** Begin DATA LINES **
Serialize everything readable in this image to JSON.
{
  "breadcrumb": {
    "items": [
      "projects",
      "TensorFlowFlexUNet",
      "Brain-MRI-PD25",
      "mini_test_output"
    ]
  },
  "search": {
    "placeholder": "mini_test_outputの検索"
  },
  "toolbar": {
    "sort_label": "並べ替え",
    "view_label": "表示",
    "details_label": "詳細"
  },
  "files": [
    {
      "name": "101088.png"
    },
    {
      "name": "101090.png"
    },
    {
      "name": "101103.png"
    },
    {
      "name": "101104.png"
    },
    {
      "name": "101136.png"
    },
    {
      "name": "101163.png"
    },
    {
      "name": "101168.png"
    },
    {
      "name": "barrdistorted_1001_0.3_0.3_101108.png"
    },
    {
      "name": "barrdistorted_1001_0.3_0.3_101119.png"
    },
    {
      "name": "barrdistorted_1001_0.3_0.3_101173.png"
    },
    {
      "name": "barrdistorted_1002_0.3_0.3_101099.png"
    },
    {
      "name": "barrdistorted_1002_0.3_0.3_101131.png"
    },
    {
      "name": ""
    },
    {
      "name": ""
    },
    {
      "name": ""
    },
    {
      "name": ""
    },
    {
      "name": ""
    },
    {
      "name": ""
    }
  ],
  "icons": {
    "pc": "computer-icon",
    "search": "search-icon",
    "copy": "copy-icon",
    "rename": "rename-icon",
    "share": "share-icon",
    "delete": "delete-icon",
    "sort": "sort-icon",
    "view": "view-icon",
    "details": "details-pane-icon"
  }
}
** End DATA LINES **
**EXERCISE TASK:** Restate each record word for word.

**EXERCISE RESPONSE:**
Serialize everything readable in this image to JSON.
{
  "breadcrumb": {
    "items": [
      "projects",
      "TensorFlowFlexUNet",
      "Brain-MRI-PD25",
      "mini_test_output"
    ]
  },
  "search": {
    "placeholder": "mini_test_outputの検索"
  },
  "toolbar": {
    "sort_label": "並べ替え",
    "view_label": "表示",
    "details_label": "詳細"
  },
  "files": [
    {
      "name": "101088.png"
    },
    {
      "name": "101090.png"
    },
    {
      "name": "101103.png"
    },
    {
      "name": "101104.png"
    },
    {
      "name": "101136.png"
    },
    {
      "name": "101163.png"
    },
    {
      "name": "101168.png"
    },
    {
      "name": "barrdistorted_1001_0.3_0.3_101108.png"
    },
    {
      "name": "barrdistorted_1001_0.3_0.3_101119.png"
    },
    {
      "name": "barrdistorted_1001_0.3_0.3_101173.png"
    },
    {
      "name": "barrdistorted_1002_0.3_0.3_101099.png"
    },
    {
      "name": "barrdistorted_1002_0.3_0.3_101131.png"
    },
    {
      "name": ""
    },
    {
      "name": ""
    },
    {
      "name": ""
    },
    {
      "name": ""
    },
    {
      "name": ""
    },
    {
      "name": ""
    }
  ],
  "icons": {
    "pc": "computer-icon",
    "search": "search-icon",
    "copy": "copy-icon",
    "rename": "rename-icon",
    "share": "share-icon",
    "delete": "delete-icon",
    "sort": "sort-icon",
    "view": "view-icon",
    "details": "details-pane-icon"
  }
}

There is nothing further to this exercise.